● Task goal: List every line of the records below that contains the string "export", and copy each of those lines in full.

● Record excerpts:

____

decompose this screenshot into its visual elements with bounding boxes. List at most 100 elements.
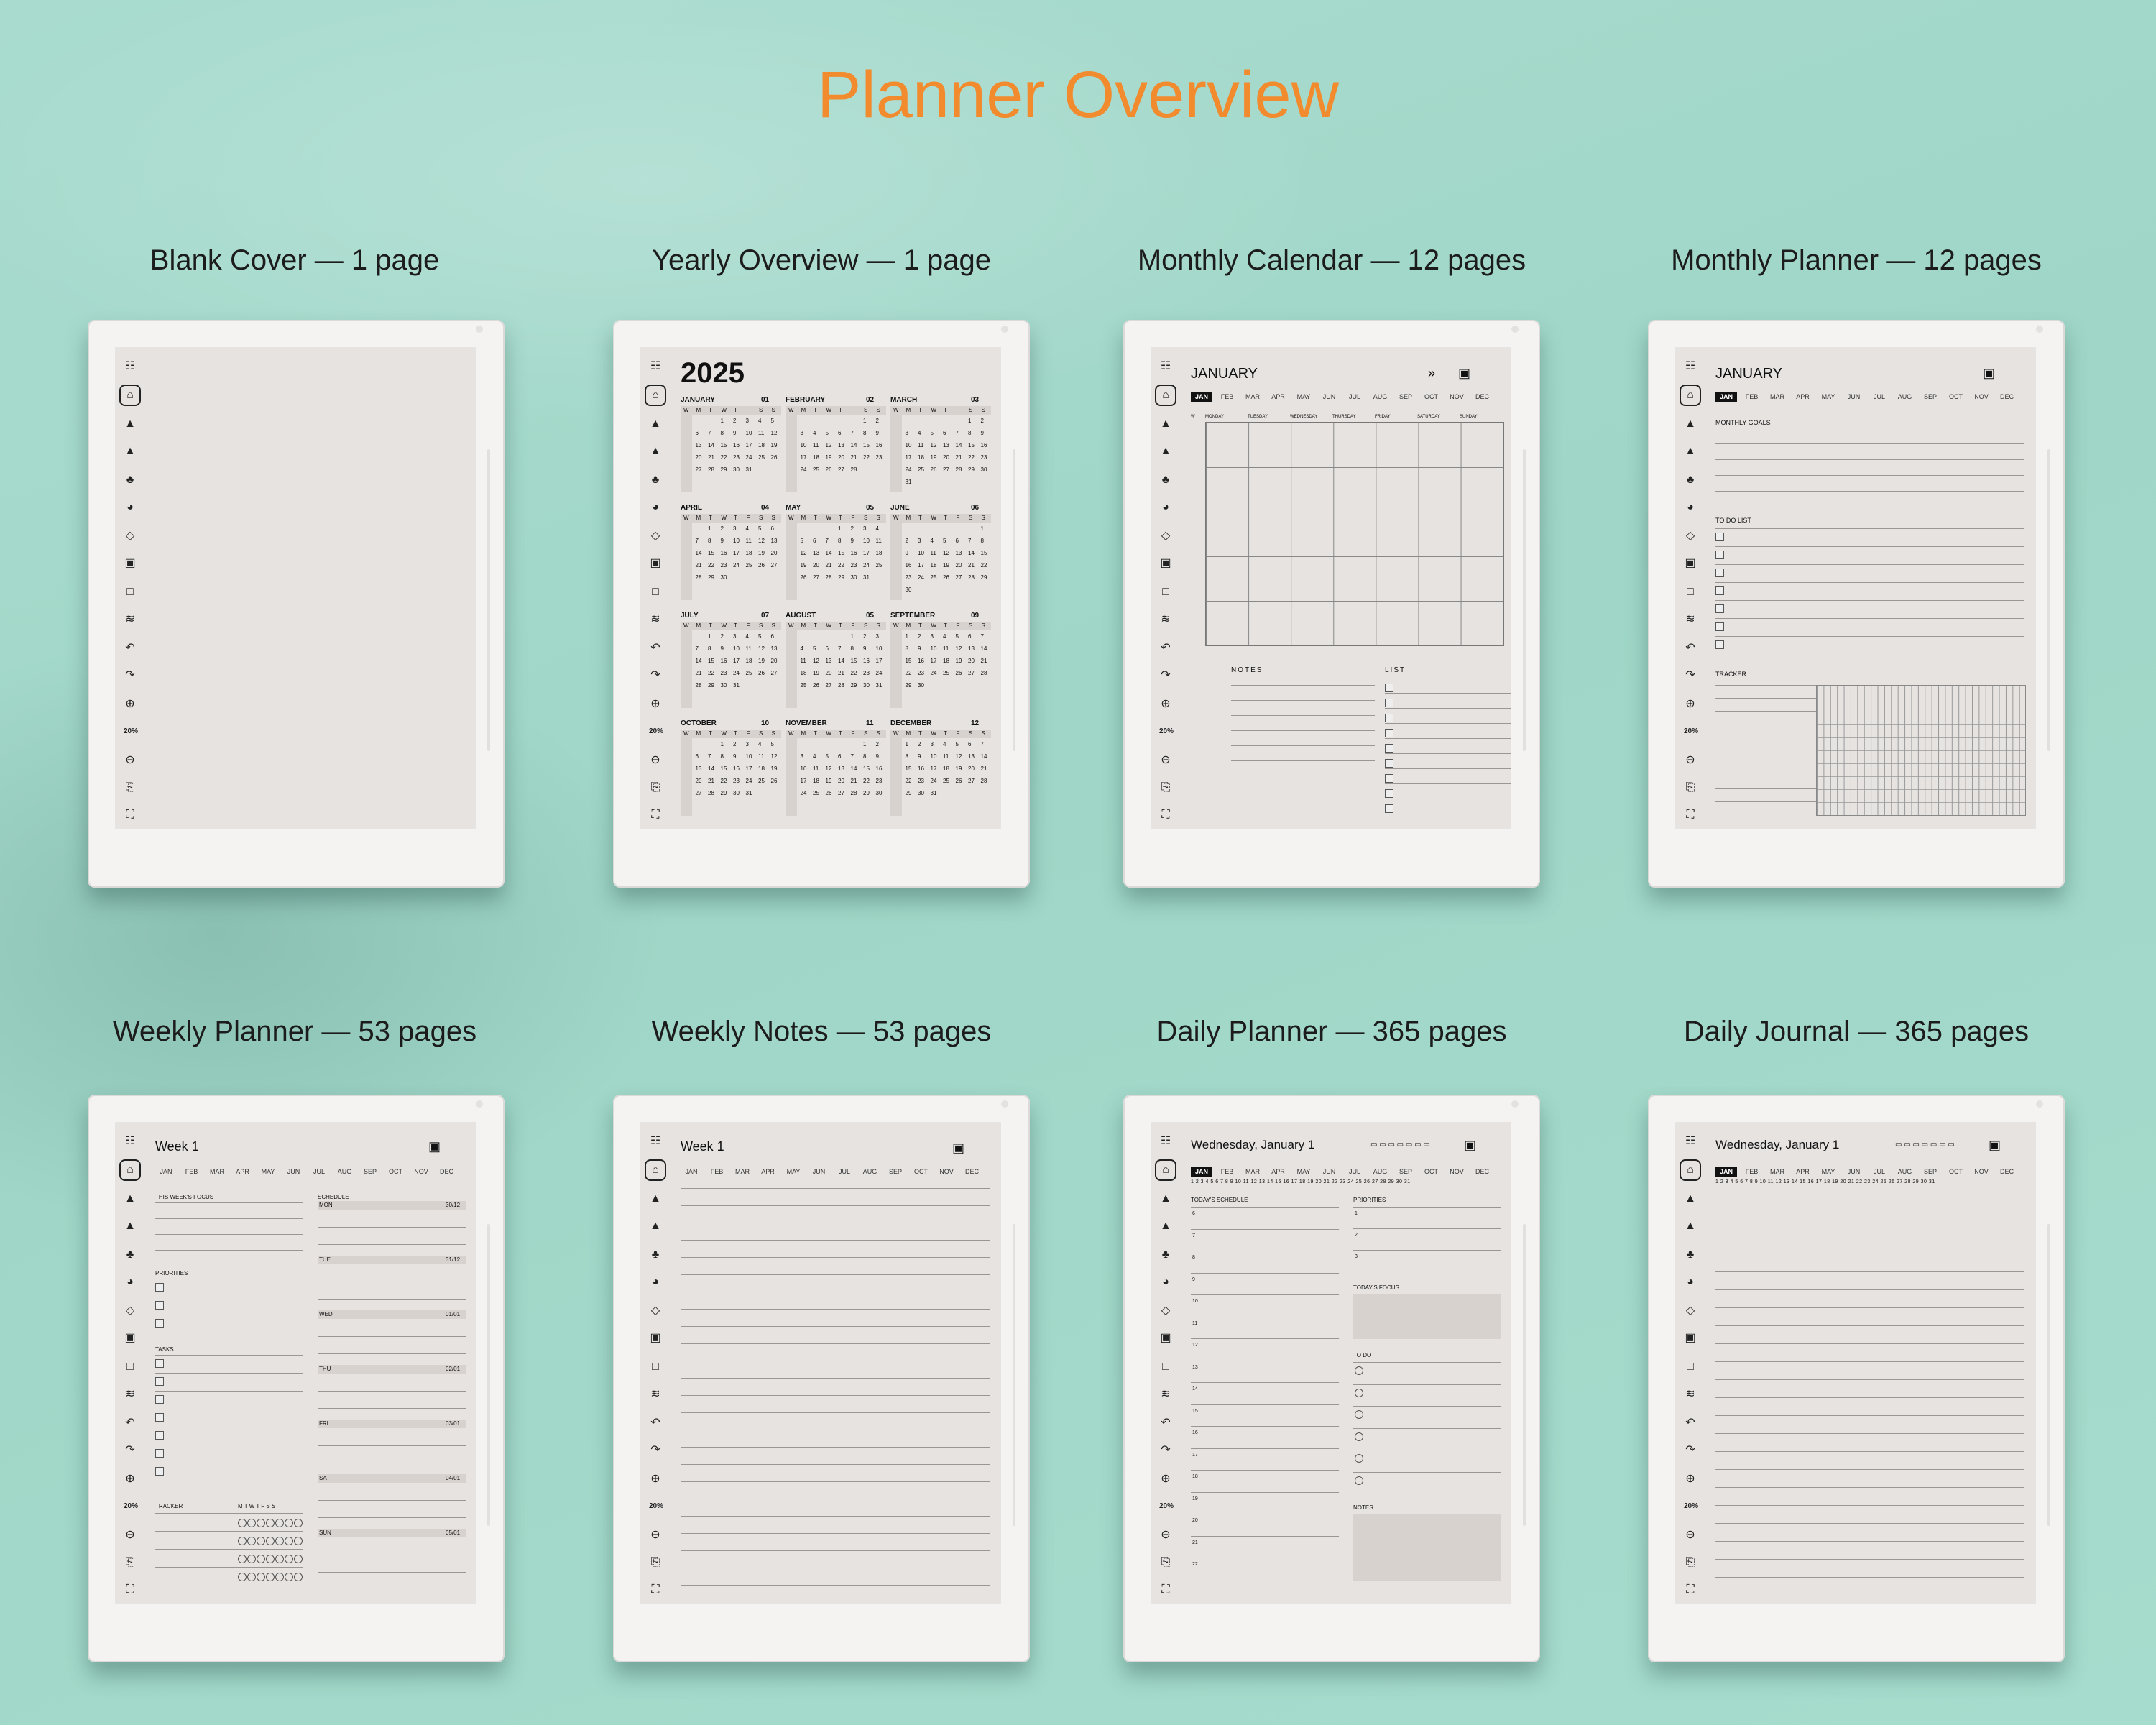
todo-circle[interactable]: [1355, 1432, 1363, 1441]
calendar-day[interactable]: 31: [906, 479, 912, 485]
calendar-day[interactable]: 12: [813, 658, 819, 664]
brush-icon[interactable]: ♣: [1159, 474, 1172, 487]
calendar-day[interactable]: 27: [968, 778, 975, 784]
calendar-day[interactable]: 20: [838, 454, 844, 461]
calendar-day[interactable]: 23: [876, 778, 883, 784]
month-tab-feb[interactable]: FEB: [1217, 1167, 1238, 1177]
calendar-day[interactable]: 25: [876, 562, 883, 569]
calendar-day[interactable]: 9: [876, 430, 879, 436]
day-number-strip[interactable]: 1 2 3 4 5 6 7 8 9 10 11 12 13 14 15 16 1…: [1715, 1179, 1935, 1184]
task-checkbox[interactable]: [155, 1413, 164, 1422]
page-screen[interactable]: ☷ ⌂ ▲ ▲ ♣ ◕ ◇ ▣ □ ≋ ↶ ↷ ⊕ ⊖ ⎘ ⛶ 20% Week 1 ▣ JAN FEB MAR APR MA…: [115, 1122, 476, 1604]
template-list-icon[interactable]: ☷: [649, 360, 662, 373]
month-tab-sep[interactable]: SEP: [1395, 392, 1416, 402]
calendar-day[interactable]: 7: [968, 538, 971, 544]
notebook-icon[interactable]: ⌂: [119, 385, 141, 406]
calendar-day[interactable]: 23: [981, 454, 987, 461]
calendar-day[interactable]: 30: [981, 466, 987, 473]
calendar-day[interactable]: 30: [918, 790, 924, 796]
calendar-day[interactable]: 15: [863, 765, 870, 772]
calendar-day[interactable]: 21: [696, 562, 702, 569]
tablet-device[interactable]: ☷ ⌂ ▲ ▲ ♣ ◕ ◇ ▣ □ ≋ ↶ ↷ ⊕ ⊖ ⎘ ⛶ 20% 2025 JANUARY 01 W M T W T F S S…: [613, 320, 1030, 888]
calendar-day[interactable]: 10: [733, 538, 740, 544]
calendar-day[interactable]: 28: [981, 670, 987, 676]
calendar-day[interactable]: 20: [813, 562, 819, 569]
calendar-day[interactable]: 13: [968, 753, 975, 760]
month-tab-feb[interactable]: FEB: [181, 1167, 203, 1177]
calendar-day[interactable]: 26: [943, 574, 949, 581]
calendar-day[interactable]: 28: [851, 790, 857, 796]
month-tab-apr[interactable]: APR: [757, 1167, 779, 1177]
calendar-day[interactable]: 15: [721, 765, 727, 772]
eraser-icon[interactable]: ◇: [124, 1305, 137, 1317]
tablet-device[interactable]: ☷ ⌂ ▲ ▲ ♣ ◕ ◇ ▣ □ ≋ ↶ ↷ ⊕ ⊖ ⎘ ⛶ 20% Week 1 ▣ JAN FEB MAR APR MA…: [613, 1095, 1030, 1662]
month-tab-oct[interactable]: OCT: [1421, 1167, 1442, 1177]
calendar-day[interactable]: 5: [931, 430, 934, 436]
month-tab-mar[interactable]: MAR: [1242, 392, 1263, 402]
calendar-day[interactable]: 20: [696, 778, 702, 784]
calendar-day[interactable]: 17: [733, 658, 740, 664]
calendar-day[interactable]: 19: [956, 765, 962, 772]
shape-icon[interactable]: □: [1159, 1361, 1172, 1374]
calendar-day[interactable]: 17: [931, 658, 937, 664]
calendar-day[interactable]: 13: [696, 442, 702, 448]
calendar-day[interactable]: 1: [721, 418, 724, 424]
calendar-day[interactable]: 5: [813, 645, 816, 652]
tracker-circle[interactable]: [285, 1555, 293, 1563]
calendar-day[interactable]: 23: [851, 562, 857, 569]
calendar-day[interactable]: 18: [746, 658, 752, 664]
calendar-day[interactable]: 24: [746, 454, 752, 461]
todo-checkbox[interactable]: [1715, 533, 1724, 541]
month-tab-feb[interactable]: FEB: [706, 1167, 728, 1177]
calendar-day[interactable]: 19: [801, 562, 807, 569]
month-tab-apr[interactable]: APR: [1268, 1167, 1289, 1177]
shape-icon[interactable]: □: [1684, 1361, 1697, 1374]
calendar-day[interactable]: 24: [801, 466, 807, 473]
day-nav-icons[interactable]: ▭ ▭ ▭ ▭ ▭ ▭ ▭: [1370, 1141, 1430, 1149]
calendar-day[interactable]: 5: [771, 741, 774, 748]
calendar-day[interactable]: 16: [918, 658, 924, 664]
pen-icon[interactable]: ▲: [1159, 418, 1172, 431]
export-icon[interactable]: ⎘: [1159, 781, 1172, 794]
calendar-day[interactable]: 22: [906, 778, 912, 784]
calendar-day[interactable]: 22: [721, 454, 727, 461]
month-tab-sep[interactable]: SEP: [1395, 1167, 1416, 1177]
calendar-day[interactable]: 25: [931, 574, 937, 581]
calendar-day[interactable]: 18: [943, 765, 949, 772]
calendar-day[interactable]: 16: [721, 658, 727, 664]
month-tab-may[interactable]: MAY: [1293, 1167, 1314, 1177]
calendar-day[interactable]: 5: [801, 538, 803, 544]
calendar-day[interactable]: 25: [943, 670, 949, 676]
notes-box[interactable]: [1353, 1514, 1501, 1581]
calendar-day[interactable]: 15: [838, 550, 844, 556]
redo-icon[interactable]: ↷: [1684, 669, 1697, 682]
layers-icon[interactable]: ≋: [1159, 613, 1172, 626]
calendar-day[interactable]: 9: [918, 645, 921, 652]
tracker-circle[interactable]: [294, 1573, 303, 1581]
calendar-day[interactable]: 25: [801, 682, 807, 689]
notebook-icon[interactable]: ⌂: [645, 1159, 666, 1181]
calendar-day[interactable]: 1: [863, 741, 866, 748]
calendar-day[interactable]: 17: [746, 765, 752, 772]
month-tab-dec[interactable]: DEC: [1996, 1167, 2018, 1177]
calendar-day[interactable]: 12: [771, 430, 778, 436]
export-icon[interactable]: ⎘: [124, 1556, 137, 1569]
calendar-day[interactable]: 28: [708, 466, 714, 473]
pen-icon[interactable]: ▲: [124, 1192, 137, 1205]
calendar-day[interactable]: 17: [918, 562, 924, 569]
tracker-circle[interactable]: [257, 1573, 265, 1581]
calendar-day[interactable]: 17: [876, 658, 883, 664]
page-screen[interactable]: ☷ ⌂ ▲ ▲ ♣ ◕ ◇ ▣ □ ≋ ↶ ↷ ⊕ ⊖ ⎘ ⛶ 20% Wednesday, January 1 ▭…: [1151, 1122, 1511, 1604]
priority-checkbox[interactable]: [155, 1283, 164, 1292]
calendar-day[interactable]: 14: [708, 765, 714, 772]
calendar-day[interactable]: 22: [838, 562, 844, 569]
calendar-day[interactable]: 26: [956, 778, 962, 784]
highlighter-icon[interactable]: ▲: [649, 445, 662, 458]
calendar-day[interactable]: 28: [981, 778, 987, 784]
calendar-day[interactable]: 10: [906, 442, 912, 448]
redo-icon[interactable]: ↷: [1159, 669, 1172, 682]
month-tab-feb[interactable]: FEB: [1741, 1167, 1763, 1177]
calendar-day[interactable]: 19: [826, 454, 832, 461]
tracker-circle[interactable]: [285, 1573, 293, 1581]
calendar-day[interactable]: 15: [721, 442, 727, 448]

____

● Output:
export-icon[interactable]: ⎘: [1159, 781, 1172, 794]
export-icon[interactable]: ⎘: [124, 1556, 137, 1569]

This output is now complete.